• [Task requirements] Copy out every line exactly, passing over the pictures.

## Start Dataset records

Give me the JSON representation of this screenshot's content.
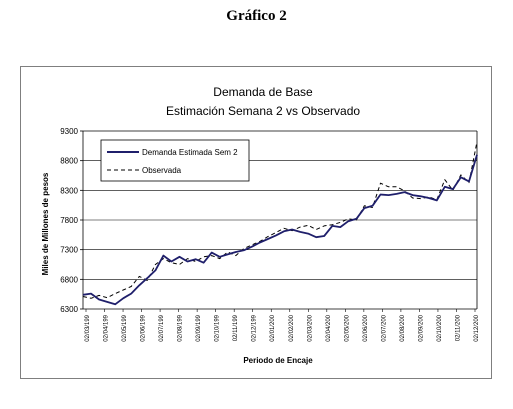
{
  "page": {
    "heading": "Gráfico 2"
  },
  "chart_data": {
    "type": "line",
    "title": "Demanda de Base",
    "subtitle": "Estimación Semana 2 vs  Observado",
    "xlabel": "Periodo de Encaje",
    "ylabel": "Miles de Millones de pesos",
    "ylim": [
      6300,
      9300
    ],
    "yticks": [
      6300,
      6800,
      7300,
      7800,
      8300,
      8800,
      9300
    ],
    "grid": true,
    "legend": "top-left",
    "x_tick_labels": [
      "02/03/199",
      "02/04/199",
      "02/05/199",
      "02/06/199",
      "02/07/199",
      "02/08/199",
      "02/09/199",
      "02/10/199",
      "02/11/199",
      "02/12/199",
      "02/01/200",
      "02/02/200",
      "02/03/200",
      "02/04/200",
      "02/05/200",
      "02/06/200",
      "02/07/200",
      "02/08/200",
      "02/09/200",
      "02/10/200",
      "02/11/200",
      "02/12/200"
    ],
    "series": [
      {
        "name": "Demanda Estimada Sem 2",
        "style": "solid",
        "color": "#1f1f6b",
        "values": [
          6540,
          6560,
          6460,
          6420,
          6380,
          6480,
          6560,
          6700,
          6820,
          6950,
          7200,
          7100,
          7180,
          7100,
          7140,
          7080,
          7250,
          7180,
          7220,
          7260,
          7290,
          7350,
          7420,
          7480,
          7540,
          7610,
          7640,
          7600,
          7570,
          7510,
          7530,
          7700,
          7680,
          7780,
          7820,
          8000,
          8040,
          8230,
          8220,
          8240,
          8270,
          8220,
          8200,
          8170,
          8130,
          8360,
          8320,
          8520,
          8450,
          8900
        ]
      },
      {
        "name": "Observada",
        "style": "dashed",
        "color": "#000000",
        "values": [
          6510,
          6480,
          6530,
          6490,
          6560,
          6620,
          6680,
          6850,
          6780,
          7050,
          7150,
          7080,
          7050,
          7150,
          7100,
          7180,
          7200,
          7150,
          7260,
          7200,
          7320,
          7380,
          7440,
          7520,
          7590,
          7660,
          7620,
          7680,
          7710,
          7640,
          7700,
          7720,
          7760,
          7820,
          7800,
          8040,
          8010,
          8420,
          8360,
          8360,
          8290,
          8170,
          8160,
          8190,
          8140,
          8480,
          8300,
          8560,
          8430,
          9120
        ]
      }
    ]
  }
}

## End Dataset records

• [Task answer]
Give me the JSON representation of this screenshot's content.
{
  "page": {
    "heading": "Gráfico 2"
  },
  "chart_data": {
    "type": "line",
    "title": "Demanda de Base",
    "subtitle": "Estimación Semana 2 vs  Observado",
    "xlabel": "Periodo de Encaje",
    "ylabel": "Miles de Millones de pesos",
    "ylim": [
      6300,
      9300
    ],
    "yticks": [
      6300,
      6800,
      7300,
      7800,
      8300,
      8800,
      9300
    ],
    "grid": true,
    "legend": "top-left",
    "x_tick_labels": [
      "02/03/199",
      "02/04/199",
      "02/05/199",
      "02/06/199",
      "02/07/199",
      "02/08/199",
      "02/09/199",
      "02/10/199",
      "02/11/199",
      "02/12/199",
      "02/01/200",
      "02/02/200",
      "02/03/200",
      "02/04/200",
      "02/05/200",
      "02/06/200",
      "02/07/200",
      "02/08/200",
      "02/09/200",
      "02/10/200",
      "02/11/200",
      "02/12/200"
    ],
    "series": [
      {
        "name": "Demanda Estimada Sem 2",
        "style": "solid",
        "color": "#1f1f6b",
        "values": [
          6540,
          6560,
          6460,
          6420,
          6380,
          6480,
          6560,
          6700,
          6820,
          6950,
          7200,
          7100,
          7180,
          7100,
          7140,
          7080,
          7250,
          7180,
          7220,
          7260,
          7290,
          7350,
          7420,
          7480,
          7540,
          7610,
          7640,
          7600,
          7570,
          7510,
          7530,
          7700,
          7680,
          7780,
          7820,
          8000,
          8040,
          8230,
          8220,
          8240,
          8270,
          8220,
          8200,
          8170,
          8130,
          8360,
          8320,
          8520,
          8450,
          8900
        ]
      },
      {
        "name": "Observada",
        "style": "dashed",
        "color": "#000000",
        "values": [
          6510,
          6480,
          6530,
          6490,
          6560,
          6620,
          6680,
          6850,
          6780,
          7050,
          7150,
          7080,
          7050,
          7150,
          7100,
          7180,
          7200,
          7150,
          7260,
          7200,
          7320,
          7380,
          7440,
          7520,
          7590,
          7660,
          7620,
          7680,
          7710,
          7640,
          7700,
          7720,
          7760,
          7820,
          7800,
          8040,
          8010,
          8420,
          8360,
          8360,
          8290,
          8170,
          8160,
          8190,
          8140,
          8480,
          8300,
          8560,
          8430,
          9120
        ]
      }
    ]
  }
}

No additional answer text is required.